┌─ Raw data
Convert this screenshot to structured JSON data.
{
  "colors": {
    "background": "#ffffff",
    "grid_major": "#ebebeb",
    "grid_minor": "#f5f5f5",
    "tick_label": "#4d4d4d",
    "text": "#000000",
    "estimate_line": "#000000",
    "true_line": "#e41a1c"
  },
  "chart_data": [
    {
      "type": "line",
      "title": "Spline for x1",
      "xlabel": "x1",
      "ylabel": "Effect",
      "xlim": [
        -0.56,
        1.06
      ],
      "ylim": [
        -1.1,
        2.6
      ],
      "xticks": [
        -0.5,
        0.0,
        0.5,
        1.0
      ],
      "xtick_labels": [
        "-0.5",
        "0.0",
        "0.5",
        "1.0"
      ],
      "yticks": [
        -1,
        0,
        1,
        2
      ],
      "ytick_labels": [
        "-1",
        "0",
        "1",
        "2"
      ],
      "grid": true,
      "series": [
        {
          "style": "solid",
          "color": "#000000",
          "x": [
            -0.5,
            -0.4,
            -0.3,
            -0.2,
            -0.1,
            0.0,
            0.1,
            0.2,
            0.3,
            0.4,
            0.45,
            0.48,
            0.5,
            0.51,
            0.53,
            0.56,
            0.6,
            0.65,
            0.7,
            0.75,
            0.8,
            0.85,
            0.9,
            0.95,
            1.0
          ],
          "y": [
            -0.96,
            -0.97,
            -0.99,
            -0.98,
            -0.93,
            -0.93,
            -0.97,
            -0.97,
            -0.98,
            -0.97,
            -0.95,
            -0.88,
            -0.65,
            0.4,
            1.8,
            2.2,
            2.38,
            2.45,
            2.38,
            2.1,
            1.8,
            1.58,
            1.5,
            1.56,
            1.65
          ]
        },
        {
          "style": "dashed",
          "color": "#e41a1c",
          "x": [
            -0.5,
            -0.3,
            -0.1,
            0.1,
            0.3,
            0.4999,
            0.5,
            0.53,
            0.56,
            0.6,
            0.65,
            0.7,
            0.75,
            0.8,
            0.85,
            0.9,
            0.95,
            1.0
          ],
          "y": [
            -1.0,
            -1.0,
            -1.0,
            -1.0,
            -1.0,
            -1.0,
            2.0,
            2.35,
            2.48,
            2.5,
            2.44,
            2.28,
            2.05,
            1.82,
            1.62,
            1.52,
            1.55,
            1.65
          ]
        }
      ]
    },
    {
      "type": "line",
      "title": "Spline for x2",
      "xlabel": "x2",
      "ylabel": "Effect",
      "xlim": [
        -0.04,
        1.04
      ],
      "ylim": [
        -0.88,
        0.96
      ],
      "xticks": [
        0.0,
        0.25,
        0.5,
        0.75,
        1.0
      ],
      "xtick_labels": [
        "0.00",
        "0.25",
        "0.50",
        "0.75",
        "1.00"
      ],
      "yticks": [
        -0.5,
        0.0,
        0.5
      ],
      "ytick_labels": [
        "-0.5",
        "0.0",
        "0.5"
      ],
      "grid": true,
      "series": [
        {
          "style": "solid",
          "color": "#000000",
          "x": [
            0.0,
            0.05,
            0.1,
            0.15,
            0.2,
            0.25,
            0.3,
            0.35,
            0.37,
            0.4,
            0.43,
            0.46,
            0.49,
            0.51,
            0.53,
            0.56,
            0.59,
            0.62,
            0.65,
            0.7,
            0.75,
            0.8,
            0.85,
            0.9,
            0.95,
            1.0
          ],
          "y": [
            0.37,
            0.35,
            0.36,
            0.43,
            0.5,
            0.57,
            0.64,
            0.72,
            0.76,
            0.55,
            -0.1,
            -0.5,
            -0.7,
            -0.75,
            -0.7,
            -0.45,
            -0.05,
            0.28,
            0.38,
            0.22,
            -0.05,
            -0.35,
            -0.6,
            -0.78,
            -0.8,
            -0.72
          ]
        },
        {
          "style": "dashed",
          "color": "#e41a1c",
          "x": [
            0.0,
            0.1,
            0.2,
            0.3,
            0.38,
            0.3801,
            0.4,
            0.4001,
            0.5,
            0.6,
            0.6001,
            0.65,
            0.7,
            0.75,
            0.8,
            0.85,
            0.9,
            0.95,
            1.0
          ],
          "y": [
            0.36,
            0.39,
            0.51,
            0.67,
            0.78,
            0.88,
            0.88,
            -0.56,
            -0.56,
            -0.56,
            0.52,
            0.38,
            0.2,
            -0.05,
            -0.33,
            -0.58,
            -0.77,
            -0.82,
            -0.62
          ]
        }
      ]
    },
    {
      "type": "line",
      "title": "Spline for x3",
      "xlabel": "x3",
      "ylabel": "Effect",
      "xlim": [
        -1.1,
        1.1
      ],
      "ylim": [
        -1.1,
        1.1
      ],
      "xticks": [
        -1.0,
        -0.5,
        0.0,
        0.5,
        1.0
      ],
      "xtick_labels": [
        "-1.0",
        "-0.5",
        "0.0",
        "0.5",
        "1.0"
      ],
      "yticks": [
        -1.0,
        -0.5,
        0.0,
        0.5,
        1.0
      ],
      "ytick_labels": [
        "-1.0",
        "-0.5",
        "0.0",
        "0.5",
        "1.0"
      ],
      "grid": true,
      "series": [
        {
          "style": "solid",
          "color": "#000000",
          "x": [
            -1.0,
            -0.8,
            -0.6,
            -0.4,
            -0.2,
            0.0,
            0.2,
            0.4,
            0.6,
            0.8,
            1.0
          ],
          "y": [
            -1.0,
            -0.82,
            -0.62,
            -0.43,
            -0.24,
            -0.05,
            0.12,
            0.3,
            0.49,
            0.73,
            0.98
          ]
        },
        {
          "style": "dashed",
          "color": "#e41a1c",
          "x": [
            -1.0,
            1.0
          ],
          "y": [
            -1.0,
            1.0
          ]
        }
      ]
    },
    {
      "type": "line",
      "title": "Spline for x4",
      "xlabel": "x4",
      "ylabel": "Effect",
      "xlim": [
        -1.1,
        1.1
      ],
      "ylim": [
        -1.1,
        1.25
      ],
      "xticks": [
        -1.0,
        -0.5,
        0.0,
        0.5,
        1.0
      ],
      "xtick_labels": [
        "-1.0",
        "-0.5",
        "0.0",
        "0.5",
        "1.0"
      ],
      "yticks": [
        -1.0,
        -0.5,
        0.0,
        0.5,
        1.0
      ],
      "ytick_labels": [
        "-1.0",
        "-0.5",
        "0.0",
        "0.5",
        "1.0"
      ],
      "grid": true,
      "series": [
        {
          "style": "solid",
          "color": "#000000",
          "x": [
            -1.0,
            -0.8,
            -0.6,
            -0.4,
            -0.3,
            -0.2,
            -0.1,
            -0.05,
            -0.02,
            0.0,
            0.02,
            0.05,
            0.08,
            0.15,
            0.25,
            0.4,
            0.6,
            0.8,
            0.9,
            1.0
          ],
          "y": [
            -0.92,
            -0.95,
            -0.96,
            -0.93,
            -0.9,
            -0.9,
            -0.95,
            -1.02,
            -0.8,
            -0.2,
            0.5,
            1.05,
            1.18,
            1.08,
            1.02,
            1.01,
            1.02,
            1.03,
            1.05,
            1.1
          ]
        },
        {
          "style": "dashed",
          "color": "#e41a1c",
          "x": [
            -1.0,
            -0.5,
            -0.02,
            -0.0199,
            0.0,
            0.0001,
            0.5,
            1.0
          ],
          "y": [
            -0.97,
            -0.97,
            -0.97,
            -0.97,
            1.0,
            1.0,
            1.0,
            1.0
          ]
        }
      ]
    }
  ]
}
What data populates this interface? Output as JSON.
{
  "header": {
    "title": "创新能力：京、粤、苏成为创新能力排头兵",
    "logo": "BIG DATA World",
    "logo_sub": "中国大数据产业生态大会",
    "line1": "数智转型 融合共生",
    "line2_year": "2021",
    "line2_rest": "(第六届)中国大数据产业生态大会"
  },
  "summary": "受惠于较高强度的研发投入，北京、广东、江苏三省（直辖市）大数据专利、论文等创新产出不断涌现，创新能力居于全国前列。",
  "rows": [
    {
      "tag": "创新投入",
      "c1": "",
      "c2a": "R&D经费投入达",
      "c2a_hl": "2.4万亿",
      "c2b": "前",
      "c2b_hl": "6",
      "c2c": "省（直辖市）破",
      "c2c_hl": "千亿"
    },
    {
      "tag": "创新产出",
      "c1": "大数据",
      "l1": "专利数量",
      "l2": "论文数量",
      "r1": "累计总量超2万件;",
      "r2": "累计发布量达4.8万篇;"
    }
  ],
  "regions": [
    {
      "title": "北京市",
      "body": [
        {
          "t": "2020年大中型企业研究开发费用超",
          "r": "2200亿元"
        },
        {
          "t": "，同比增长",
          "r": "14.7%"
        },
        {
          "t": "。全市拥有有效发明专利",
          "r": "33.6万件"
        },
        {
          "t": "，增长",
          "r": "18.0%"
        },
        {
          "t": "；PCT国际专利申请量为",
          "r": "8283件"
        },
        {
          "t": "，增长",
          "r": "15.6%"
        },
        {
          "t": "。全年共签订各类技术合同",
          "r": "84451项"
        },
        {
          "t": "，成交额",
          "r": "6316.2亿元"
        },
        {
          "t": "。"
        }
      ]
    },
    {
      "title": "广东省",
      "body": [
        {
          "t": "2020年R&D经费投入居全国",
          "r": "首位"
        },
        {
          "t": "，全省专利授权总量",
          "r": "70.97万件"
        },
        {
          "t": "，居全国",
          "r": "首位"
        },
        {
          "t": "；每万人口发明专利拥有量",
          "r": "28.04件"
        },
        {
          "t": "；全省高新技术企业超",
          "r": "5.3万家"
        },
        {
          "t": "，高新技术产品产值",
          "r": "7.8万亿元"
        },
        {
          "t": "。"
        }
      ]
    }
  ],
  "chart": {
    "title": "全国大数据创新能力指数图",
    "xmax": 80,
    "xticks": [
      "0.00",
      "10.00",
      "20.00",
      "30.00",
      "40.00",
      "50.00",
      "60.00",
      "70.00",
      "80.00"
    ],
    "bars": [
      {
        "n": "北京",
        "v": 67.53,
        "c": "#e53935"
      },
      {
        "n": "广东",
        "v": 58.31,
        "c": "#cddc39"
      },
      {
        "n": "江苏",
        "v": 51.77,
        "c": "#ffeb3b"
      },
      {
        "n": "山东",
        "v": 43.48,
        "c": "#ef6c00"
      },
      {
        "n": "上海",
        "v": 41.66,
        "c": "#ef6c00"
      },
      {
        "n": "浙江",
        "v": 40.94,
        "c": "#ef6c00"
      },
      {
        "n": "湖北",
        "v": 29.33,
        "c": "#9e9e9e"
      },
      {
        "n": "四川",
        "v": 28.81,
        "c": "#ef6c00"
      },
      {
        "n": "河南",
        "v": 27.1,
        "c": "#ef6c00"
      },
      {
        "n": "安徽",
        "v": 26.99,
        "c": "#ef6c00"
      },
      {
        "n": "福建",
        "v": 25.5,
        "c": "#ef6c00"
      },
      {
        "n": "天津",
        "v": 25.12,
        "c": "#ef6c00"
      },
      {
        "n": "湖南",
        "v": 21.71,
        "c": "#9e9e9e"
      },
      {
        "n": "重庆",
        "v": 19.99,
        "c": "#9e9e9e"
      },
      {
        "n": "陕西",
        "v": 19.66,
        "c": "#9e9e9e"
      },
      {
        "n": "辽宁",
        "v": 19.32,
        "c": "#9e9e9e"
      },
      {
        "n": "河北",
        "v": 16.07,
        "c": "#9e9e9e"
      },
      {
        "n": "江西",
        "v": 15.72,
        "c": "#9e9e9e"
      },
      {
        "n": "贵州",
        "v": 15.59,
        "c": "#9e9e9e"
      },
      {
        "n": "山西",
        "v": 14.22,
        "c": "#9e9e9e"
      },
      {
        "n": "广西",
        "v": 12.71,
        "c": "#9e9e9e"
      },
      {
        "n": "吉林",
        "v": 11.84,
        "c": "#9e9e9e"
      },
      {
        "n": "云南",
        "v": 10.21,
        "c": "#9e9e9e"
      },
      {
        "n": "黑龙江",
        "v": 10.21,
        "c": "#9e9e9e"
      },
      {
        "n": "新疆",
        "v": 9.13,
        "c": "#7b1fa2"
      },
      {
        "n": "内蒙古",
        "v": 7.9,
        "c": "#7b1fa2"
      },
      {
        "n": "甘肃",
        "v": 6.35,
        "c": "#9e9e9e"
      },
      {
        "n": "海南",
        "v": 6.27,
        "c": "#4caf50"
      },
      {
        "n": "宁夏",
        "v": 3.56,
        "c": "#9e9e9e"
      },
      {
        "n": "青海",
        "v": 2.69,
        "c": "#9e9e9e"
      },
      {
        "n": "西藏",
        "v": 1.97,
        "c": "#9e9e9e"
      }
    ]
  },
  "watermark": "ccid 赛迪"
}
└─
**Instructions to follow**
In the entries above, identify each line that includes the string "Spline", then copy it.

**Reply**
      "title": "Spline for x1",
      "title": "Spline for x2",
      "title": "Spline for x3",
      "title": "Spline for x4",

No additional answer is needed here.